-- start of Extracted records --
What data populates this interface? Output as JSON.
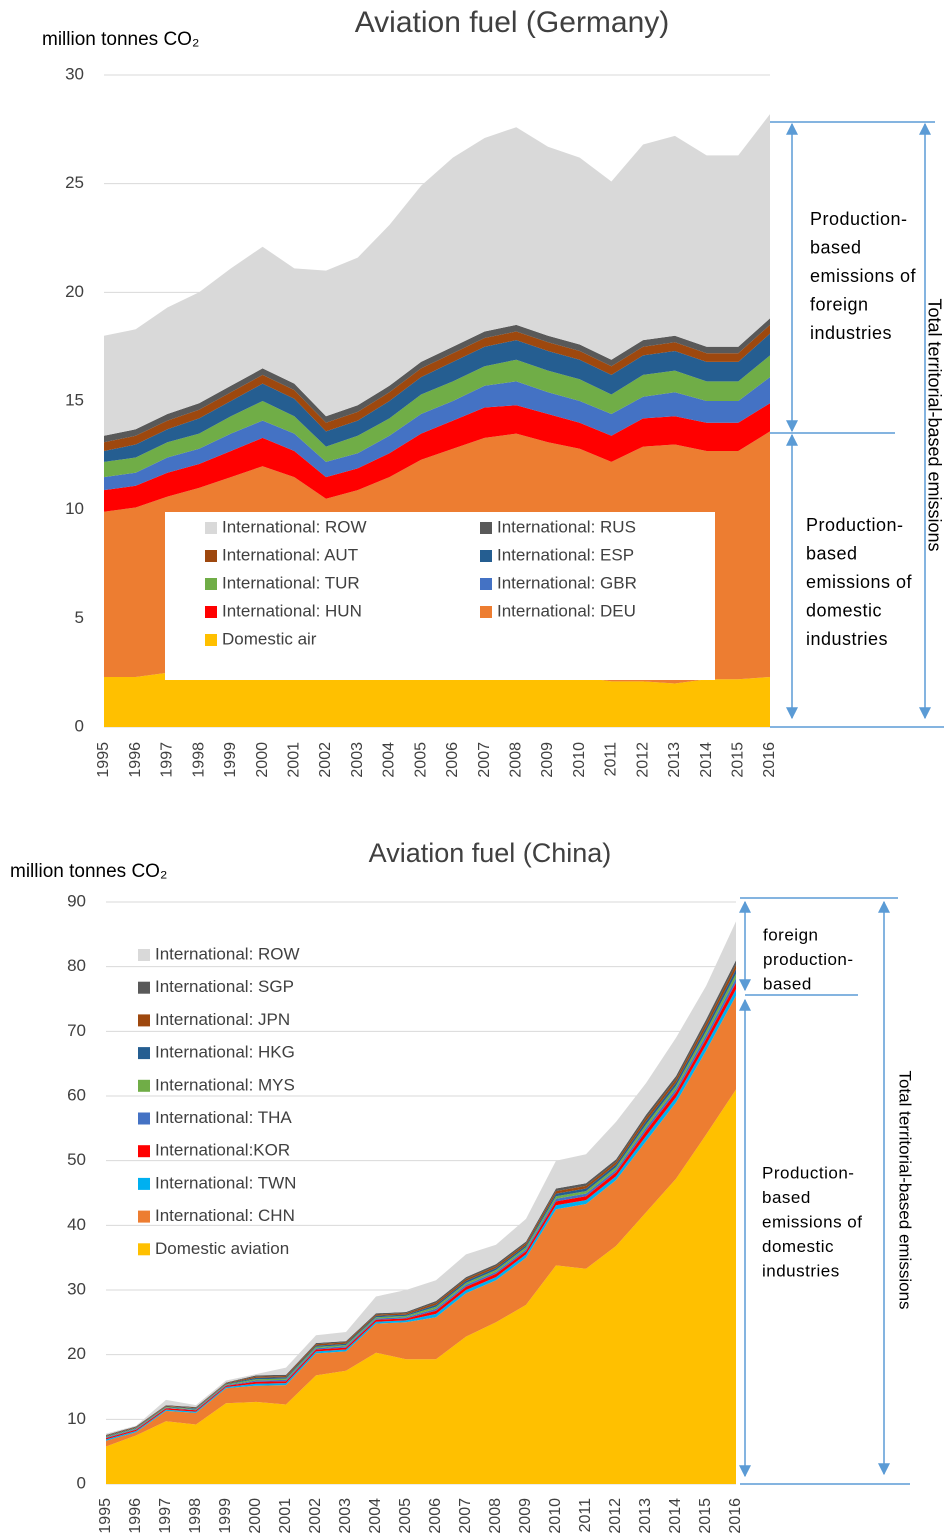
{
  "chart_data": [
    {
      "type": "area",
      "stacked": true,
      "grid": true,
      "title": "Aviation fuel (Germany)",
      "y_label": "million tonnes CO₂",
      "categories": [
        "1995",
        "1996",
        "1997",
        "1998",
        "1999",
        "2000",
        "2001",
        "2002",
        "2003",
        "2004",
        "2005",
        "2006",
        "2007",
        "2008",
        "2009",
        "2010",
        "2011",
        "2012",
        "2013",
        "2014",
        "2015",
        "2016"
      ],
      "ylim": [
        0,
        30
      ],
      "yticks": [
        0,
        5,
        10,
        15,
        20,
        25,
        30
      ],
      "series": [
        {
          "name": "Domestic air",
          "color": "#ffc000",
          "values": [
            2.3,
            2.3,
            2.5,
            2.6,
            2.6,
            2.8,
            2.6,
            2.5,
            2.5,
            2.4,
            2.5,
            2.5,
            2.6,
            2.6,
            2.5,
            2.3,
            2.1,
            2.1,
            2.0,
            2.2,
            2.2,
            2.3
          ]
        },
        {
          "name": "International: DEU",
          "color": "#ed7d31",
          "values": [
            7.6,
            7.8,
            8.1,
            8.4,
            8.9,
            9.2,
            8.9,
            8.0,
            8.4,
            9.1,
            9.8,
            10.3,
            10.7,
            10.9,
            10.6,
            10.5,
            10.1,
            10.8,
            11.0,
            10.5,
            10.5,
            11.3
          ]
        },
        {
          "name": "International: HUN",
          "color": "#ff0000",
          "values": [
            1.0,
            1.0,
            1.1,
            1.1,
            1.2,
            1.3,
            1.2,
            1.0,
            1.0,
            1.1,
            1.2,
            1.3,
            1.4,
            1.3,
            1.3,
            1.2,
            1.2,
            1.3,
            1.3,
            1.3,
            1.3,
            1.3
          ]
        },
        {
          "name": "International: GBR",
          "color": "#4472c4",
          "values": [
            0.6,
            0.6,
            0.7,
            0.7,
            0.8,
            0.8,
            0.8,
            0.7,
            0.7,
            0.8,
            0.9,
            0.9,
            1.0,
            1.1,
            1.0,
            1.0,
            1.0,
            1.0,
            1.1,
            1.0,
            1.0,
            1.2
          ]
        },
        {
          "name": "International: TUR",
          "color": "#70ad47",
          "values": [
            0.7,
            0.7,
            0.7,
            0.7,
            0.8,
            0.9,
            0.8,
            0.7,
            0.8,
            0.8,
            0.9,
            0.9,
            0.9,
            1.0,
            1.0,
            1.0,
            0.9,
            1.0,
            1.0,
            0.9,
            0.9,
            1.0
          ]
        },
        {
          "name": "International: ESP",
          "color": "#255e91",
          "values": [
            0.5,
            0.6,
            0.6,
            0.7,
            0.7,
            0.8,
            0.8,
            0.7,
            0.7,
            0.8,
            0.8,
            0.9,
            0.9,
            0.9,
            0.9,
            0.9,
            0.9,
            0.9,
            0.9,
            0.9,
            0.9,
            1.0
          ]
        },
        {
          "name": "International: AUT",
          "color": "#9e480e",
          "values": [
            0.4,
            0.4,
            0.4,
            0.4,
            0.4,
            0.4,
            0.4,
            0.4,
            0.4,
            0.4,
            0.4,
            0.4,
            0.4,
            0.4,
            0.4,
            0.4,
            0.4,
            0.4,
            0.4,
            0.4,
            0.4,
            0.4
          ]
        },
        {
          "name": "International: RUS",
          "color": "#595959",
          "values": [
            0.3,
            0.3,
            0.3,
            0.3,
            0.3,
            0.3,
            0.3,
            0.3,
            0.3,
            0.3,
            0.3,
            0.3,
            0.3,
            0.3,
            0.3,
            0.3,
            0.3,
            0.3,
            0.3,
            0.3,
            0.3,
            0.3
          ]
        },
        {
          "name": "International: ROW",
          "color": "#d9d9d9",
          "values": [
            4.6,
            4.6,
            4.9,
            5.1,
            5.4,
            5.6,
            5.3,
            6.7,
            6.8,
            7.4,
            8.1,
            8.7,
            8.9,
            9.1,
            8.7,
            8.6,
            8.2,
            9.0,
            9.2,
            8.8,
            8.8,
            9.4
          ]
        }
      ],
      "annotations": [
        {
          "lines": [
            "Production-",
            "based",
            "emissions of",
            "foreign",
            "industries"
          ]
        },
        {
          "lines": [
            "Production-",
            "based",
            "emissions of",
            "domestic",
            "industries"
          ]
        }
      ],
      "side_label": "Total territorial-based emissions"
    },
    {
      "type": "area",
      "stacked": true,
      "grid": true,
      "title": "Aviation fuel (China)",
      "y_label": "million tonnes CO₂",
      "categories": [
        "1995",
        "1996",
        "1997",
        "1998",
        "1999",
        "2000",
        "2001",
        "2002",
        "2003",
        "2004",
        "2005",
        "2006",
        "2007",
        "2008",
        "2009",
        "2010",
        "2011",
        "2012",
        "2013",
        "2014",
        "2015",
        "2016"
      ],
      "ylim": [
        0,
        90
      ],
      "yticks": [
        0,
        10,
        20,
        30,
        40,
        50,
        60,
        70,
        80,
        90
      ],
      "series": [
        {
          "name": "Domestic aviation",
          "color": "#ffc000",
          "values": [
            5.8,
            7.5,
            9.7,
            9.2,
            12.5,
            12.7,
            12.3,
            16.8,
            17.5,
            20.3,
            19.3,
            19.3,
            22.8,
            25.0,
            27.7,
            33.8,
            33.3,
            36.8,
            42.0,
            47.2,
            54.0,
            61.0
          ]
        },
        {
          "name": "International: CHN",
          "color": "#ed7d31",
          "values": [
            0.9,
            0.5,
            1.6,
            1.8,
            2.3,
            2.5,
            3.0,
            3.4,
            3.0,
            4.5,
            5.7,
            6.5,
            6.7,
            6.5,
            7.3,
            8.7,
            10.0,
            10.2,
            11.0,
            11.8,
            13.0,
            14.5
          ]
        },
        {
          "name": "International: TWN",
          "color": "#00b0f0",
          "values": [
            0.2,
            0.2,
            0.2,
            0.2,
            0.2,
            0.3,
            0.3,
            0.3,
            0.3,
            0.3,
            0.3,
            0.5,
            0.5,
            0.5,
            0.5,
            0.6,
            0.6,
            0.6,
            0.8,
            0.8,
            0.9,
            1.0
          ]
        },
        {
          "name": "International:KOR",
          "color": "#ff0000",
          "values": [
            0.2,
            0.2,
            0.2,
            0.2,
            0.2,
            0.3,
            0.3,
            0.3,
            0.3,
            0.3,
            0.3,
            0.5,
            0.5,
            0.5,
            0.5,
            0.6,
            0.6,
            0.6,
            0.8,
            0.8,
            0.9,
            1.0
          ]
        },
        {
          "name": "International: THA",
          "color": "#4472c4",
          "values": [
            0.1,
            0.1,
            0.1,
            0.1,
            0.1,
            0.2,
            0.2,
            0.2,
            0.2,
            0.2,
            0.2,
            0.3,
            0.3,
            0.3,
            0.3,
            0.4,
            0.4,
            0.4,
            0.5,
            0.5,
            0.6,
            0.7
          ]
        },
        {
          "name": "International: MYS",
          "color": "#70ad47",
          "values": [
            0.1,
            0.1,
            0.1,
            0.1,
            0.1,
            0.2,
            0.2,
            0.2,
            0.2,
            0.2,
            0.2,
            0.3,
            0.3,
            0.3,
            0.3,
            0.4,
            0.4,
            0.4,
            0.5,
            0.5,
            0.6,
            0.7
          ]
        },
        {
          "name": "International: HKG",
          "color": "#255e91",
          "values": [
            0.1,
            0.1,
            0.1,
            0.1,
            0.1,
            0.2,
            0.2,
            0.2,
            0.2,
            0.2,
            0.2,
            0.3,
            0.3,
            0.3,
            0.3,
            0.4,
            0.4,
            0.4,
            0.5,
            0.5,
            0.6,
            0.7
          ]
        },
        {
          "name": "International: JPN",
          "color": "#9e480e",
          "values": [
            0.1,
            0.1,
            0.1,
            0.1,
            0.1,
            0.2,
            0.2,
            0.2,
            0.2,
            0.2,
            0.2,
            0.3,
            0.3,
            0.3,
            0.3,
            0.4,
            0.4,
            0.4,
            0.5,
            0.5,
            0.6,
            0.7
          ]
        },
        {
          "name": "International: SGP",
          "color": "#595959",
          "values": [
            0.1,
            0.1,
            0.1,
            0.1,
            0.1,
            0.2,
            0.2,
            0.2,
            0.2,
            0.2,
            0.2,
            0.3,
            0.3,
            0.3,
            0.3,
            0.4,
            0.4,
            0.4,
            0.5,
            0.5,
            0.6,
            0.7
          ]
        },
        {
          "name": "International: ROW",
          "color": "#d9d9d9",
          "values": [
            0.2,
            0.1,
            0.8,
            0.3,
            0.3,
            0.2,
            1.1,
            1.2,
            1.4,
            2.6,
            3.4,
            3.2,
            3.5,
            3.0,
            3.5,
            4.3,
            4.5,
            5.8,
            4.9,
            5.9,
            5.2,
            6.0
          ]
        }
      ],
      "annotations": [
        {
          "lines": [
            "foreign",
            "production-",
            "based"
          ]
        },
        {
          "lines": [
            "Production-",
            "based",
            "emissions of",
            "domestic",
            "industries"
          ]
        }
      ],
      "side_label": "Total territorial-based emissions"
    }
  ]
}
-- end of Extracted records --
Task to complete = In the entries above, identify every line with the word "title". Copy those lines.

Answer to the problem =
      "title": "Aviation fuel (Germany)",
      "title": "Aviation fuel (China)",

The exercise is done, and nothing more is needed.